[Recorded data]
---

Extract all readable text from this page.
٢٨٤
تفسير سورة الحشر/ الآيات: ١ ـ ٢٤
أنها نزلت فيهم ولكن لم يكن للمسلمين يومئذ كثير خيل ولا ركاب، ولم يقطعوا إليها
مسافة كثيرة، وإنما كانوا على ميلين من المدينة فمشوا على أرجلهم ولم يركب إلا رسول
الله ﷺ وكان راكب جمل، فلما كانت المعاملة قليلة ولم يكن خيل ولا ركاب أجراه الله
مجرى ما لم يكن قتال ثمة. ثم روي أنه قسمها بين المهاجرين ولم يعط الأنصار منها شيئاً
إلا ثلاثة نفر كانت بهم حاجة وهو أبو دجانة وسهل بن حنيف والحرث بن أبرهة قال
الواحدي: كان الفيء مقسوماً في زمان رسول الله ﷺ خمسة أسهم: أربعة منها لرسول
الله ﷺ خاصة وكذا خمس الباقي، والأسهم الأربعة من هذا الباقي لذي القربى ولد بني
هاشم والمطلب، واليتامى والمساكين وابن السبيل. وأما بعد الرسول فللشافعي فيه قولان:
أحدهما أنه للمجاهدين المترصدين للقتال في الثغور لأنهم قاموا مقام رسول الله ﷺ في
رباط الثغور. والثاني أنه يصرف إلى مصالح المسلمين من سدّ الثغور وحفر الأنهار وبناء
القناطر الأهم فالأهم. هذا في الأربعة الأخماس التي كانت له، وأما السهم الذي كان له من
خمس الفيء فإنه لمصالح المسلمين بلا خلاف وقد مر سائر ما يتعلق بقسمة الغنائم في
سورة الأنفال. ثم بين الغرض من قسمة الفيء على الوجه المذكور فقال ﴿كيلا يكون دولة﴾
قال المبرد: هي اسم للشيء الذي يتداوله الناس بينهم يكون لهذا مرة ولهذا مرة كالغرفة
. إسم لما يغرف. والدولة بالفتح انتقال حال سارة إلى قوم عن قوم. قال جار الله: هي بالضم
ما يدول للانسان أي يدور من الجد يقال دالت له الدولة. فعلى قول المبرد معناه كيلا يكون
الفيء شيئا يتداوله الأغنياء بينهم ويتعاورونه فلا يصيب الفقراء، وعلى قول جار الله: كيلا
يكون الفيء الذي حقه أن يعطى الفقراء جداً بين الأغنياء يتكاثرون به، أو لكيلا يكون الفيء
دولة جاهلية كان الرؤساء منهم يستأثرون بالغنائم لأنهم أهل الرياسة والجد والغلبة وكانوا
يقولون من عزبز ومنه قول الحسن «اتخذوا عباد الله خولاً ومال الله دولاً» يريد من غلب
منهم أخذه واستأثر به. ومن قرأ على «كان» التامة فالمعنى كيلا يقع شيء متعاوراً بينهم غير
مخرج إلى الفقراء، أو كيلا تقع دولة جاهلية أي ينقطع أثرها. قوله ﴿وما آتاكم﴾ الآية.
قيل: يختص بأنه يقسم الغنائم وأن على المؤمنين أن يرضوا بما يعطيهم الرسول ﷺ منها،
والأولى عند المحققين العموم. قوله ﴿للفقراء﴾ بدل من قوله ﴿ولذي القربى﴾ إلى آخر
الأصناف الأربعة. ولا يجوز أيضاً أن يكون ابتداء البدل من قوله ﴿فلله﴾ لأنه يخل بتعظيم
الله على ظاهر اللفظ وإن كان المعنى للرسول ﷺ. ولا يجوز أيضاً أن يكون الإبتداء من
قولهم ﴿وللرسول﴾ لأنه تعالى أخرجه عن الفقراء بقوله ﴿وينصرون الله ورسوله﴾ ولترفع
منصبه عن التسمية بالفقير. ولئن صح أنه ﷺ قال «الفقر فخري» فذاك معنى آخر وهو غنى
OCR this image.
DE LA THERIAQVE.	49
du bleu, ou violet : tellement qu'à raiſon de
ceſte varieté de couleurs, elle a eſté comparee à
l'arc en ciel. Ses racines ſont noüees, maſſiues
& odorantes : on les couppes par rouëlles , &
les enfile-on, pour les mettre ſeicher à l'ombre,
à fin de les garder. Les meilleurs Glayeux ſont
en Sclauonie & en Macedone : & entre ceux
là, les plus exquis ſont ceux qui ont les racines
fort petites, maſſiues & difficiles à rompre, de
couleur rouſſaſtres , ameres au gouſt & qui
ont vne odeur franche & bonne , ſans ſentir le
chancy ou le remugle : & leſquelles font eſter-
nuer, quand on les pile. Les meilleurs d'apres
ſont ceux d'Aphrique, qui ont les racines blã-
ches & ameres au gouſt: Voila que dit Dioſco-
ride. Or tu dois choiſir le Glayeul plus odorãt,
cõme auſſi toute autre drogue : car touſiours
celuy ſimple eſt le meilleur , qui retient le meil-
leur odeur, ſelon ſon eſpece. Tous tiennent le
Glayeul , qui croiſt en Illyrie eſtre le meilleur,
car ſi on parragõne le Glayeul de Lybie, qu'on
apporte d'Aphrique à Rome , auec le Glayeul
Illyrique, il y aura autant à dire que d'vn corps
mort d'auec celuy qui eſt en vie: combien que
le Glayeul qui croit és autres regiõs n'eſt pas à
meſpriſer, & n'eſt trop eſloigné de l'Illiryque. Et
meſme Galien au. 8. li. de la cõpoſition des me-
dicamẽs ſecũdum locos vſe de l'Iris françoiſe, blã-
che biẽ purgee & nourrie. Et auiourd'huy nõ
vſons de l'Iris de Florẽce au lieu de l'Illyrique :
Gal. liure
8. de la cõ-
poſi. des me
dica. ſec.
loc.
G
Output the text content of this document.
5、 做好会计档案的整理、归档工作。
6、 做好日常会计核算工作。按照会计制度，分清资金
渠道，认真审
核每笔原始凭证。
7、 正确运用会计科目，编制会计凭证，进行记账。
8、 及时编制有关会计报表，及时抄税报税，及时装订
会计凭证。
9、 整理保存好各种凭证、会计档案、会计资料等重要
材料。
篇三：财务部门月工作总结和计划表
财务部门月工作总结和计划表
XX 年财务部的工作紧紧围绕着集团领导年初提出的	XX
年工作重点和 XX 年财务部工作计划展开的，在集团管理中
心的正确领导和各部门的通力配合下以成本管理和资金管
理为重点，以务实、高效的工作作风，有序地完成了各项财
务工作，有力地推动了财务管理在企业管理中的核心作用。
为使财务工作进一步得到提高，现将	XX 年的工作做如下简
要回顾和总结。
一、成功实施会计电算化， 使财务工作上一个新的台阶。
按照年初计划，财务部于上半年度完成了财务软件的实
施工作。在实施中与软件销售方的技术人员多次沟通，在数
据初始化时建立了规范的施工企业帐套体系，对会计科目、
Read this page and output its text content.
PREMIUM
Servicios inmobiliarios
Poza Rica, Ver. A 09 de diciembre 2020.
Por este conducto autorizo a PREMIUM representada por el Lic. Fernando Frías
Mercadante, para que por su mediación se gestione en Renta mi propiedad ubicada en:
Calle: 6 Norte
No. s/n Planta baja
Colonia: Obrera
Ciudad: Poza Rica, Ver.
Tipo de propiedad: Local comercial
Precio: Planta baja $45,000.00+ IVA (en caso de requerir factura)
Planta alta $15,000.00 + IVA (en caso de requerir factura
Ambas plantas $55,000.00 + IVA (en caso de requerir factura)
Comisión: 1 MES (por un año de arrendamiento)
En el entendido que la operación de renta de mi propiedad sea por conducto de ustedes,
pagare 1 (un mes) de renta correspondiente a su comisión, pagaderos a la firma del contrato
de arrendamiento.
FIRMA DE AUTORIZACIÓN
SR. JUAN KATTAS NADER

---

▸ **REQUIREMENT**: Repeat every entry word for word.

▸ **COMPLETE OUTPUT**:
Extract all readable text from this page.
٢٨٤
تفسير سورة الحشر/ الآيات: ١ ـ ٢٤
أنها نزلت فيهم ولكن لم يكن للمسلمين يومئذ كثير خيل ولا ركاب، ولم يقطعوا إليها
مسافة كثيرة، وإنما كانوا على ميلين من المدينة فمشوا على أرجلهم ولم يركب إلا رسول
الله ﷺ وكان راكب جمل، فلما كانت المعاملة قليلة ولم يكن خيل ولا ركاب أجراه الله
مجرى ما لم يكن قتال ثمة. ثم روي أنه قسمها بين المهاجرين ولم يعط الأنصار منها شيئاً
إلا ثلاثة نفر كانت بهم حاجة وهو أبو دجانة وسهل بن حنيف والحرث بن أبرهة قال
الواحدي: كان الفيء مقسوماً في زمان رسول الله ﷺ خمسة أسهم: أربعة منها لرسول
الله ﷺ خاصة وكذا خمس الباقي، والأسهم الأربعة من هذا الباقي لذي القربى ولد بني
هاشم والمطلب، واليتامى والمساكين وابن السبيل. وأما بعد الرسول فللشافعي فيه قولان:
أحدهما أنه للمجاهدين المترصدين للقتال في الثغور لأنهم قاموا مقام رسول الله ﷺ في
رباط الثغور. والثاني أنه يصرف إلى مصالح المسلمين من سدّ الثغور وحفر الأنهار وبناء
القناطر الأهم فالأهم. هذا في الأربعة الأخماس التي كانت له، وأما السهم الذي كان له من
خمس الفيء فإنه لمصالح المسلمين بلا خلاف وقد مر سائر ما يتعلق بقسمة الغنائم في
سورة الأنفال. ثم بين الغرض من قسمة الفيء على الوجه المذكور فقال ﴿كيلا يكون دولة﴾
قال المبرد: هي اسم للشيء الذي يتداوله الناس بينهم يكون لهذا مرة ولهذا مرة كالغرفة
. إسم لما يغرف. والدولة بالفتح انتقال حال سارة إلى قوم عن قوم. قال جار الله: هي بالضم
ما يدول للانسان أي يدور من الجد يقال دالت له الدولة. فعلى قول المبرد معناه كيلا يكون
الفيء شيئا يتداوله الأغنياء بينهم ويتعاورونه فلا يصيب الفقراء، وعلى قول جار الله: كيلا
يكون الفيء الذي حقه أن يعطى الفقراء جداً بين الأغنياء يتكاثرون به، أو لكيلا يكون الفيء
دولة جاهلية كان الرؤساء منهم يستأثرون بالغنائم لأنهم أهل الرياسة والجد والغلبة وكانوا
يقولون من عزبز ومنه قول الحسن «اتخذوا عباد الله خولاً ومال الله دولاً» يريد من غلب
منهم أخذه واستأثر به. ومن قرأ على «كان» التامة فالمعنى كيلا يقع شيء متعاوراً بينهم غير
مخرج إلى الفقراء، أو كيلا تقع دولة جاهلية أي ينقطع أثرها. قوله ﴿وما آتاكم﴾ الآية.
قيل: يختص بأنه يقسم الغنائم وأن على المؤمنين أن يرضوا بما يعطيهم الرسول ﷺ منها،
والأولى عند المحققين العموم. قوله ﴿للفقراء﴾ بدل من قوله ﴿ولذي القربى﴾ إلى آخر
الأصناف الأربعة. ولا يجوز أيضاً أن يكون ابتداء البدل من قوله ﴿فلله﴾ لأنه يخل بتعظيم
الله على ظاهر اللفظ وإن كان المعنى للرسول ﷺ. ولا يجوز أيضاً أن يكون الإبتداء من
قولهم ﴿وللرسول﴾ لأنه تعالى أخرجه عن الفقراء بقوله ﴿وينصرون الله ورسوله﴾ ولترفع
منصبه عن التسمية بالفقير. ولئن صح أنه ﷺ قال «الفقر فخري» فذاك معنى آخر وهو غنى
OCR this image.
DE LA THERIAQVE.	49
du bleu, ou violet : tellement qu'à raiſon de
ceſte varieté de couleurs, elle a eſté comparee à
l'arc en ciel. Ses racines ſont noüees, maſſiues
& odorantes : on les couppes par rouëlles , &
les enfile-on, pour les mettre ſeicher à l'ombre,
à fin de les garder. Les meilleurs Glayeux ſont
en Sclauonie & en Macedone : & entre ceux
là, les plus exquis ſont ceux qui ont les racines
fort petites, maſſiues & difficiles à rompre, de
couleur rouſſaſtres , ameres au gouſt & qui
ont vne odeur franche & bonne , ſans ſentir le
chancy ou le remugle : & leſquelles font eſter-
nuer, quand on les pile. Les meilleurs d'apres
ſont ceux d'Aphrique, qui ont les racines blã-
ches & ameres au gouſt: Voila que dit Dioſco-
ride. Or tu dois choiſir le Glayeul plus odorãt,
cõme auſſi toute autre drogue : car touſiours
celuy ſimple eſt le meilleur , qui retient le meil-
leur odeur, ſelon ſon eſpece. Tous tiennent le
Glayeul , qui croiſt en Illyrie eſtre le meilleur,
car ſi on parragõne le Glayeul de Lybie, qu'on
apporte d'Aphrique à Rome , auec le Glayeul
Illyrique, il y aura autant à dire que d'vn corps
mort d'auec celuy qui eſt en vie: combien que
le Glayeul qui croit és autres regiõs n'eſt pas à
meſpriſer, & n'eſt trop eſloigné de l'Illiryque. Et
meſme Galien au. 8. li. de la cõpoſition des me-
dicamẽs ſecũdum locos vſe de l'Iris françoiſe, blã-
che biẽ purgee & nourrie. Et auiourd'huy nõ
vſons de l'Iris de Florẽce au lieu de l'Illyrique :
Gal. liure
8. de la cõ-
poſi. des me
dica. ſec.
loc.
G
Output the text content of this document.
5、 做好会计档案的整理、归档工作。
6、 做好日常会计核算工作。按照会计制度，分清资金
渠道，认真审
核每笔原始凭证。
7、 正确运用会计科目，编制会计凭证，进行记账。
8、 及时编制有关会计报表，及时抄税报税，及时装订
会计凭证。
9、 整理保存好各种凭证、会计档案、会计资料等重要
材料。
篇三：财务部门月工作总结和计划表
财务部门月工作总结和计划表
XX 年财务部的工作紧紧围绕着集团领导年初提出的	XX
年工作重点和 XX 年财务部工作计划展开的，在集团管理中
心的正确领导和各部门的通力配合下以成本管理和资金管
理为重点，以务实、高效的工作作风，有序地完成了各项财
务工作，有力地推动了财务管理在企业管理中的核心作用。
为使财务工作进一步得到提高，现将	XX 年的工作做如下简
要回顾和总结。
一、成功实施会计电算化， 使财务工作上一个新的台阶。
按照年初计划，财务部于上半年度完成了财务软件的实
施工作。在实施中与软件销售方的技术人员多次沟通，在数
据初始化时建立了规范的施工企业帐套体系，对会计科目、
Read this page and output its text content.
PREMIUM
Servicios inmobiliarios
Poza Rica, Ver. A 09 de diciembre 2020.
Por este conducto autorizo a PREMIUM representada por el Lic. Fernando Frías
Mercadante, para que por su mediación se gestione en Renta mi propiedad ubicada en:
Calle: 6 Norte
No. s/n Planta baja
Colonia: Obrera
Ciudad: Poza Rica, Ver.
Tipo de propiedad: Local comercial
Precio: Planta baja $45,000.00+ IVA (en caso de requerir factura)
Planta alta $15,000.00 + IVA (en caso de requerir factura
Ambas plantas $55,000.00 + IVA (en caso de requerir factura)
Comisión: 1 MES (por un año de arrendamiento)
En el entendido que la operación de renta de mi propiedad sea por conducto de ustedes,
pagare 1 (un mes) de renta correspondiente a su comisión, pagaderos a la firma del contrato
de arrendamiento.
FIRMA DE AUTORIZACIÓN
SR. JUAN KATTAS NADER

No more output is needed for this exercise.